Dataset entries
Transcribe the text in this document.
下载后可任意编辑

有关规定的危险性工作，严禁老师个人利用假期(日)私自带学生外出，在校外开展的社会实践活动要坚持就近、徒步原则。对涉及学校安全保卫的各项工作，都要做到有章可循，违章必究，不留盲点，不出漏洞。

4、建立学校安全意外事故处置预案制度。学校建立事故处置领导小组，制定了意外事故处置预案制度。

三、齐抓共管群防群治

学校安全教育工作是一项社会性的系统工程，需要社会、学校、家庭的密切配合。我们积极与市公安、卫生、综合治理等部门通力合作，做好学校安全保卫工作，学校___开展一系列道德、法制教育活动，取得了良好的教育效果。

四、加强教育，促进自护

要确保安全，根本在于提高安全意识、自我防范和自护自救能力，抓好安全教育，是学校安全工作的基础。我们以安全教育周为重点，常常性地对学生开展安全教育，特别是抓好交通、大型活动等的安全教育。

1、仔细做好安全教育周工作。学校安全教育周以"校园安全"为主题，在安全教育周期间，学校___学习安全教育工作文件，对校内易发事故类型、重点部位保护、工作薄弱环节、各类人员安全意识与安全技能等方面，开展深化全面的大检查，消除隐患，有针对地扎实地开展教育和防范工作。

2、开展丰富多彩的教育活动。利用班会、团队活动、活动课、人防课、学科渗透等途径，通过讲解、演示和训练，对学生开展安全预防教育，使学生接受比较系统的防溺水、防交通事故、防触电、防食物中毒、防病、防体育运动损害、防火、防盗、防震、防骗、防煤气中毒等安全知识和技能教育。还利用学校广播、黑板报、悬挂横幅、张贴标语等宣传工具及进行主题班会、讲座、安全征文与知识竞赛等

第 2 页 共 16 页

TASK OBJECTIVE =>
Make an exact copy of the listing, including every line.

ANSWER BELOW =>
Transcribe the text in this document.
下载后可任意编辑

有关规定的危险性工作，严禁老师个人利用假期(日)私自带学生外出，在校外开展的社会实践活动要坚持就近、徒步原则。对涉及学校安全保卫的各项工作，都要做到有章可循，违章必究，不留盲点，不出漏洞。

4、建立学校安全意外事故处置预案制度。学校建立事故处置领导小组，制定了意外事故处置预案制度。

三、齐抓共管群防群治

学校安全教育工作是一项社会性的系统工程，需要社会、学校、家庭的密切配合。我们积极与市公安、卫生、综合治理等部门通力合作，做好学校安全保卫工作，学校___开展一系列道德、法制教育活动，取得了良好的教育效果。

四、加强教育，促进自护

要确保安全，根本在于提高安全意识、自我防范和自护自救能力，抓好安全教育，是学校安全工作的基础。我们以安全教育周为重点，常常性地对学生开展安全教育，特别是抓好交通、大型活动等的安全教育。

1、仔细做好安全教育周工作。学校安全教育周以"校园安全"为主题，在安全教育周期间，学校___学习安全教育工作文件，对校内易发事故类型、重点部位保护、工作薄弱环节、各类人员安全意识与安全技能等方面，开展深化全面的大检查，消除隐患，有针对地扎实地开展教育和防范工作。

2、开展丰富多彩的教育活动。利用班会、团队活动、活动课、人防课、学科渗透等途径，通过讲解、演示和训练，对学生开展安全预防教育，使学生接受比较系统的防溺水、防交通事故、防触电、防食物中毒、防病、防体育运动损害、防火、防盗、防震、防骗、防煤气中毒等安全知识和技能教育。还利用学校广播、黑板报、悬挂横幅、张贴标语等宣传工具及进行主题班会、讲座、安全征文与知识竞赛等

第 2 页 共 16 页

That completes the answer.